> OBJECTIVE
From the listing below, return each line that includes "screenshot".

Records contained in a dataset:
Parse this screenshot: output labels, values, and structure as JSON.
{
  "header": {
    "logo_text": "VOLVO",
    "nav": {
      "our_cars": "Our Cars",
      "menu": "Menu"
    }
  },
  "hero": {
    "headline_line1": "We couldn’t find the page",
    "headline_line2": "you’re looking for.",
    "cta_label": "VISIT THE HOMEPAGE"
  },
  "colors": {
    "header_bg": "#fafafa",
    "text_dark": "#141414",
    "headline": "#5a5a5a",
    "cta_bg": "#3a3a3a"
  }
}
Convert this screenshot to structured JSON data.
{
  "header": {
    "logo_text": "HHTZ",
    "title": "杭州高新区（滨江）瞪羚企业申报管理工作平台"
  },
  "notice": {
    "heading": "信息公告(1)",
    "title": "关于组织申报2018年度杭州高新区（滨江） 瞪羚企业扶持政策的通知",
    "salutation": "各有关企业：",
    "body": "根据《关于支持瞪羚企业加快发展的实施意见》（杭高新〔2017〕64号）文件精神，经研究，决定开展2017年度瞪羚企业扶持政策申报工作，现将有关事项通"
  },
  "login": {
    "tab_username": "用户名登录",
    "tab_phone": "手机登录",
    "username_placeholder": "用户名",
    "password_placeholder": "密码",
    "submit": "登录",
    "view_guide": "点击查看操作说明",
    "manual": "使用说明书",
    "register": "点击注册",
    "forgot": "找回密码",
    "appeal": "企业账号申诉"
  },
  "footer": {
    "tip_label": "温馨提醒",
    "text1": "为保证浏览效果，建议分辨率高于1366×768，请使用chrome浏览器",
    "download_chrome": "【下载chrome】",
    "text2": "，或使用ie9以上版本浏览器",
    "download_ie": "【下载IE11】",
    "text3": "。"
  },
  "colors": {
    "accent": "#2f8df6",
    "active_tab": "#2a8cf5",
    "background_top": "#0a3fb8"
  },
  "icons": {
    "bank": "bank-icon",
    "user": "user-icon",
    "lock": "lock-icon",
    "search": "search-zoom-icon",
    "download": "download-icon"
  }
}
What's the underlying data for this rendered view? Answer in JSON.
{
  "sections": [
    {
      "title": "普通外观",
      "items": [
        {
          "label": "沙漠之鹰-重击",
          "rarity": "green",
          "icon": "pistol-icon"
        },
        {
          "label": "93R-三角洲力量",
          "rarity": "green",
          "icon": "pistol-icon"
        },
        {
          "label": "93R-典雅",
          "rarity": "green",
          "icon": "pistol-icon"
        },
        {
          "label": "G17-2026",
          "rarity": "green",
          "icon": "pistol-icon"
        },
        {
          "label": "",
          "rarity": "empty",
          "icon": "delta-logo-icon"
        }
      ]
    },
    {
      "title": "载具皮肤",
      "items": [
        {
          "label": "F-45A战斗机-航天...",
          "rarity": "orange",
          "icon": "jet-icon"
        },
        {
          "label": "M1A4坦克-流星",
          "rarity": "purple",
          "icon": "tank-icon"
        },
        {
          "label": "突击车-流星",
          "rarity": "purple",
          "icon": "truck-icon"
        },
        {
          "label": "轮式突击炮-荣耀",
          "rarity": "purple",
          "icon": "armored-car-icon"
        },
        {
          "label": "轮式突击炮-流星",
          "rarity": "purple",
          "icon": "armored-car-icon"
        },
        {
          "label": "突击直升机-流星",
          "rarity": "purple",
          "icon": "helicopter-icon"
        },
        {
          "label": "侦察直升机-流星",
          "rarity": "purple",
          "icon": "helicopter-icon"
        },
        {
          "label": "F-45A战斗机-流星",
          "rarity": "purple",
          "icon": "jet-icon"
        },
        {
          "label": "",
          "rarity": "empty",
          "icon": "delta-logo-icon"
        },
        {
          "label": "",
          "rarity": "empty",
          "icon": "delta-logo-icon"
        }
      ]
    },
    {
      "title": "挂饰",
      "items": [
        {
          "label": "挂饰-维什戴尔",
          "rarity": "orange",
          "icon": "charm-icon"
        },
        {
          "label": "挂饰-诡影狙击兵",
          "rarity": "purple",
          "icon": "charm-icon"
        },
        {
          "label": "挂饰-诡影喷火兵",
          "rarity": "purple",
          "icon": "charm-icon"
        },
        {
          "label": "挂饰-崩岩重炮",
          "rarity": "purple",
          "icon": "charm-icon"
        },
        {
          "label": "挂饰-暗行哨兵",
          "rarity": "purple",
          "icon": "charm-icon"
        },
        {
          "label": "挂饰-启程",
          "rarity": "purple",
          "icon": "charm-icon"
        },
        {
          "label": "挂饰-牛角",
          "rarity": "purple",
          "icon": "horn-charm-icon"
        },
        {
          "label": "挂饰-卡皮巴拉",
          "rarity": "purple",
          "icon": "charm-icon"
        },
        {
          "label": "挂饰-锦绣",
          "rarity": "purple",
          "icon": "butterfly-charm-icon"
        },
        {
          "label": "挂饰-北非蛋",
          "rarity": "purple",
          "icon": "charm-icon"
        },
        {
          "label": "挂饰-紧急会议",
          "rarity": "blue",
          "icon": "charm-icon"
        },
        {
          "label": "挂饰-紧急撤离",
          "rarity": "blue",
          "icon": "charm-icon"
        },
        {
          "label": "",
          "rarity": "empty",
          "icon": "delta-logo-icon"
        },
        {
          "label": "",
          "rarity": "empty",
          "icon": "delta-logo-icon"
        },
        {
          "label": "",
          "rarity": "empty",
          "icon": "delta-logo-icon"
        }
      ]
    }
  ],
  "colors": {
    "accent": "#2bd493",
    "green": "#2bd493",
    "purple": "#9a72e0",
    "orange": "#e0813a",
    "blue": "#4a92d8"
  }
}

> RESPONSE
Parse this screenshot: output labels, values, and structure as JSON.
Convert this screenshot to structured JSON data.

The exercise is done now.